#### YOUR TASK:
Extract all lines that hold the string "level".

#### INPUT DATA:
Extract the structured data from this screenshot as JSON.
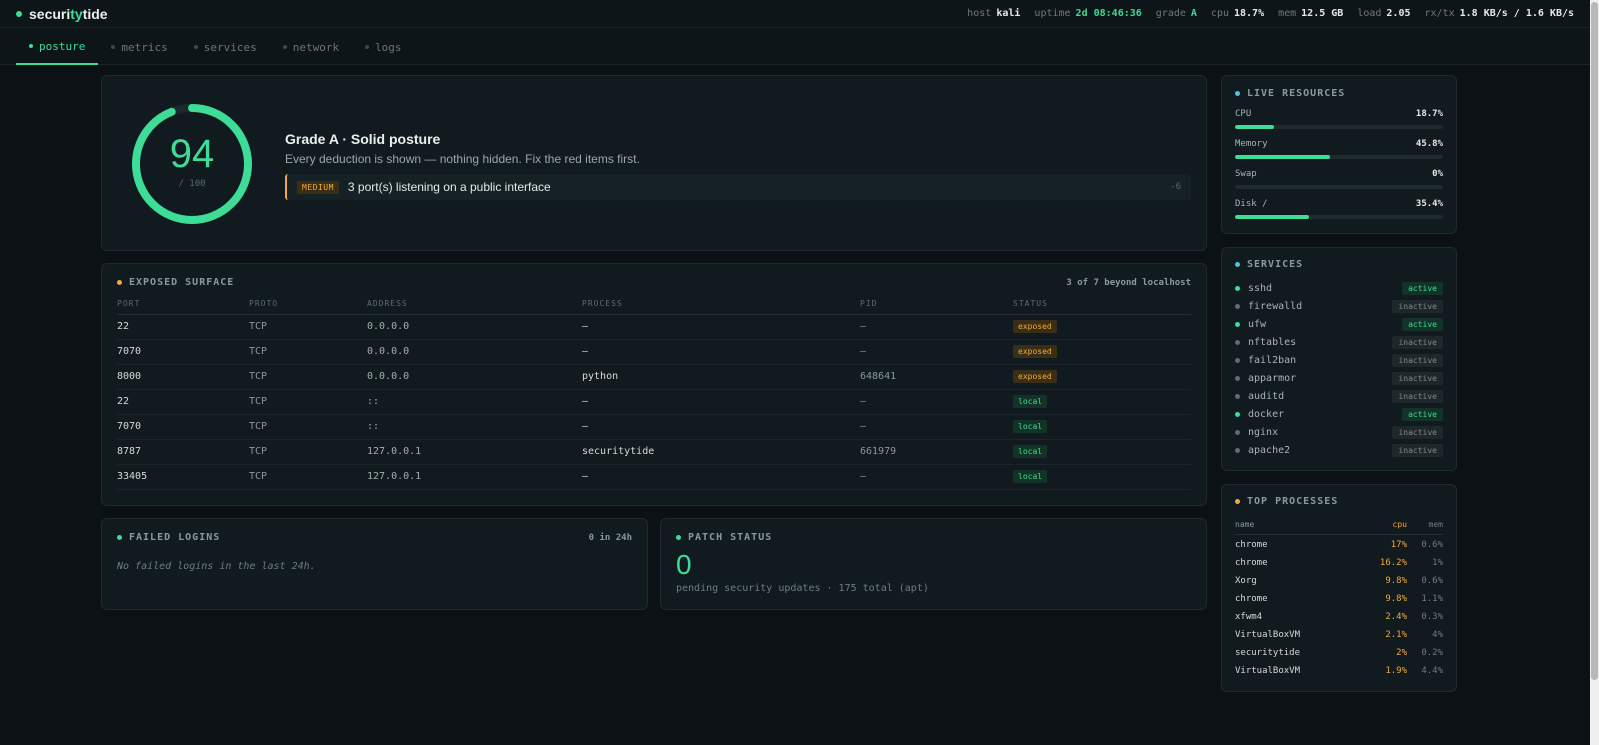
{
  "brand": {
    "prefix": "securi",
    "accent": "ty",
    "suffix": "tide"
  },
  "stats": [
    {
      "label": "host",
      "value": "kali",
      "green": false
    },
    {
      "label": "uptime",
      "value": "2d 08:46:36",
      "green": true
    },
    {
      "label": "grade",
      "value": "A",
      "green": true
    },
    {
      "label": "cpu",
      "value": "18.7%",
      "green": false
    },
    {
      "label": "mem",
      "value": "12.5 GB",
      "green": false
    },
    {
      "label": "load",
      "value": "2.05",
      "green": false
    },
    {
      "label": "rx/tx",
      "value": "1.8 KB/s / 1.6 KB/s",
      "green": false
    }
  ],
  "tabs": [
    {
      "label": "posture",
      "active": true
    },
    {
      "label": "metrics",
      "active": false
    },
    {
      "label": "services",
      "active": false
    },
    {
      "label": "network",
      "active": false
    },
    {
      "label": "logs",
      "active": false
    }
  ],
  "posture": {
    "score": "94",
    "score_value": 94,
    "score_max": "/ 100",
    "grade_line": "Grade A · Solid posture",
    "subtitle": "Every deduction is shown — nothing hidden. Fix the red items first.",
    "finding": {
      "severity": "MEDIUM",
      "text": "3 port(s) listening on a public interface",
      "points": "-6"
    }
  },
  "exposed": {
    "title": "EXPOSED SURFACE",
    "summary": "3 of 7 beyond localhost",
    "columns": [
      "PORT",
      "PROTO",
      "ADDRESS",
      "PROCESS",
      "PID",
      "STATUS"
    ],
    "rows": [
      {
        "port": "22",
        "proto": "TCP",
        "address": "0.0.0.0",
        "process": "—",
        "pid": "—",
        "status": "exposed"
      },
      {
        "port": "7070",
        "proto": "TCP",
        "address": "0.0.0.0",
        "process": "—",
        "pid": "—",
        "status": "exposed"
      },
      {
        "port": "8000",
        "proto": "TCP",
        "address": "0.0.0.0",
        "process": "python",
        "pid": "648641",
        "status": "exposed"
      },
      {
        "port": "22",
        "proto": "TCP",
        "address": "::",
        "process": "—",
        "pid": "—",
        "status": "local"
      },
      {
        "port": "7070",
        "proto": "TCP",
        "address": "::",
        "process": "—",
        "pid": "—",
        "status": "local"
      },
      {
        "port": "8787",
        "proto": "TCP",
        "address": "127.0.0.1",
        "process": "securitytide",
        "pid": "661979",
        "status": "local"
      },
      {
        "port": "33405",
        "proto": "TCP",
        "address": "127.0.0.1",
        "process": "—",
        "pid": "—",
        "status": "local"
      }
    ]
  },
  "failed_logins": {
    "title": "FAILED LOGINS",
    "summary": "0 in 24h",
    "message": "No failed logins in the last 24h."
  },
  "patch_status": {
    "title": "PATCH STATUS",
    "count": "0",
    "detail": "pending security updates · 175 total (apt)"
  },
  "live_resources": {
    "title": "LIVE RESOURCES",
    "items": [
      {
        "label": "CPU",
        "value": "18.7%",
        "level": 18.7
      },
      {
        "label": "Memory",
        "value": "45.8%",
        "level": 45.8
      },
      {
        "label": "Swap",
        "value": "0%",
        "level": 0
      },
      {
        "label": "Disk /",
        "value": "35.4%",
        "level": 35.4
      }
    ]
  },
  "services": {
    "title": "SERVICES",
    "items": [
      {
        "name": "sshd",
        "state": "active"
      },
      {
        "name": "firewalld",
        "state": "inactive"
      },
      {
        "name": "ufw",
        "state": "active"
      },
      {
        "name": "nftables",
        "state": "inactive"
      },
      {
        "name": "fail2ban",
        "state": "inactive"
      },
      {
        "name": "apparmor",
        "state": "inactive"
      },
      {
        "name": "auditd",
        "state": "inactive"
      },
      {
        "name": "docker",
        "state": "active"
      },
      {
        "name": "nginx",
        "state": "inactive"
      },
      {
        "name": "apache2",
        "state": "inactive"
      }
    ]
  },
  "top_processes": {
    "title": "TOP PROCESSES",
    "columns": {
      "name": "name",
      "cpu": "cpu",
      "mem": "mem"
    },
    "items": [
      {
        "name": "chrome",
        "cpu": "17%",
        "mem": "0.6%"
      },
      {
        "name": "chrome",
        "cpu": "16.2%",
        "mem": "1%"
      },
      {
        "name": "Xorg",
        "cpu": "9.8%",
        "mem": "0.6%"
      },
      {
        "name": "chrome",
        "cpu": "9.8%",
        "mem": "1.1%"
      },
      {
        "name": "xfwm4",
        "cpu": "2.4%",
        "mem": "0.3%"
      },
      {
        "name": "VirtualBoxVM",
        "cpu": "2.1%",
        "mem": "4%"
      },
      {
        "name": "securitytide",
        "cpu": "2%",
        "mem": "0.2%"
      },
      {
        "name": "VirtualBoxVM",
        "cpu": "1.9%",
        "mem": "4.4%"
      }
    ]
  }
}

#### RESPONSE TO THE TASK:
        "level": 18.7
        "level": 45.8
        "level": 0
        "level": 35.4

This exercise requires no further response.